Dataset items
==*==
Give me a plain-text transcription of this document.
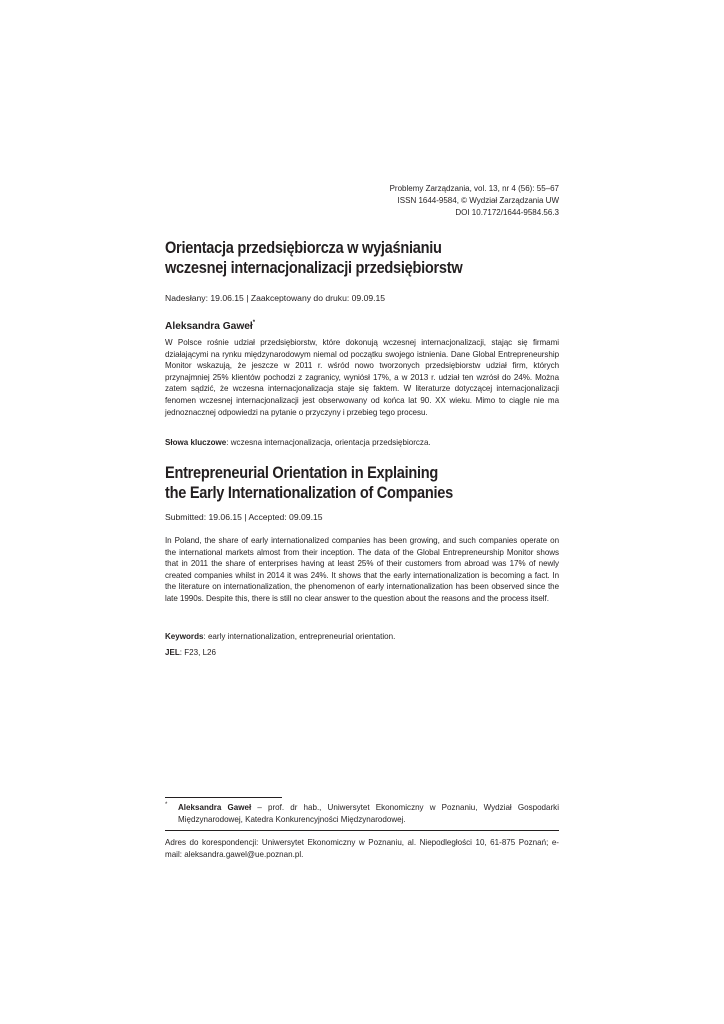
Problemy Zarządzania, vol. 13, nr 4 (56): 55–67
ISSN 1644-9584, © Wydział Zarządzania UW
DOI 10.7172/1644-9584.56.3
Orientacja przedsiębiorcza w wyjaśnianiu
wczesnej internacjonalizacji przedsiębiorstw
Nadesłany: 19.06.15 | Zaakceptowany do druku: 09.09.15
Aleksandra Gaweł*
W Polsce rośnie udział przedsiębiorstw, które dokonują wczesnej internacjonalizacji, stając się firmami działającymi na rynku międzynarodowym niemal od początku swojego istnienia. Dane Global Entrepreneurship Monitor wskazują, że jeszcze w 2011 r. wśród nowo tworzonych przedsiębiorstw udział firm, których przynajmniej 25% klientów pochodzi z zagranicy, wyniósł 17%, a w 2013 r. udział ten wzrósł do 24%. Można zatem sądzić, że wczesna internacjonalizacja staje się faktem. W literaturze dotyczącej internacjonalizacji fenomen wczesnej internacjonalizacji jest obserwowany od końca lat 90. XX wieku. Mimo to ciągle nie ma jednoznacznej odpowiedzi na pytanie o przyczyny i przebieg tego procesu.
Słowa kluczowe: wczesna internacjonalizacja, orientacja przedsiębiorcza.
Entrepreneurial Orientation in Explaining
the Early Internationalization of Companies
Submitted: 19.06.15 | Accepted: 09.09.15
In Poland, the share of early internationalized companies has been growing, and such companies operate on the international markets almost from their inception. The data of the Global Entrepreneurship Monitor shows that in 2011 the share of enterprises having at least 25% of their customers from abroad was 17% of newly created companies whilst in 2014 it was 24%. It shows that the early internationalization is becoming a fact. In the literature on internationalization, the phenomenon of early internationalization has been observed since the late 1990s. Despite this, there is still no clear answer to the question about the reasons and the process itself.
Keywords: early internationalization, entrepreneurial orientation.
JEL: F23, L26
* Aleksandra Gaweł – prof. dr hab., Uniwersytet Ekonomiczny w Poznaniu, Wydział Gospodarki Międzynarodowej, Katedra Konkurencyjności Międzynarodowej.
Adres do korespondencji: Uniwersytet Ekonomiczny w Poznaniu, al. Niepodległości 10, 61-875 Poznań; e-mail: aleksandra.gawel@ue.poznan.pl.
==*==
Exercise goal
Select every line where the word "Ekonomiczny" occurs.

Finished exercise
* Aleksandra Gaweł – prof. dr hab., Uniwersytet Ekonomiczny w Poznaniu, Wydział Gospodarki Międzynarodowej, Katedra Konkurencyjności Międzynarodowej.
Adres do korespondencji: Uniwersytet Ekonomiczny w Poznaniu, al. Niepodległości 10, 61-875 Poznań; e-mail: aleksandra.gawel@ue.poznan.pl.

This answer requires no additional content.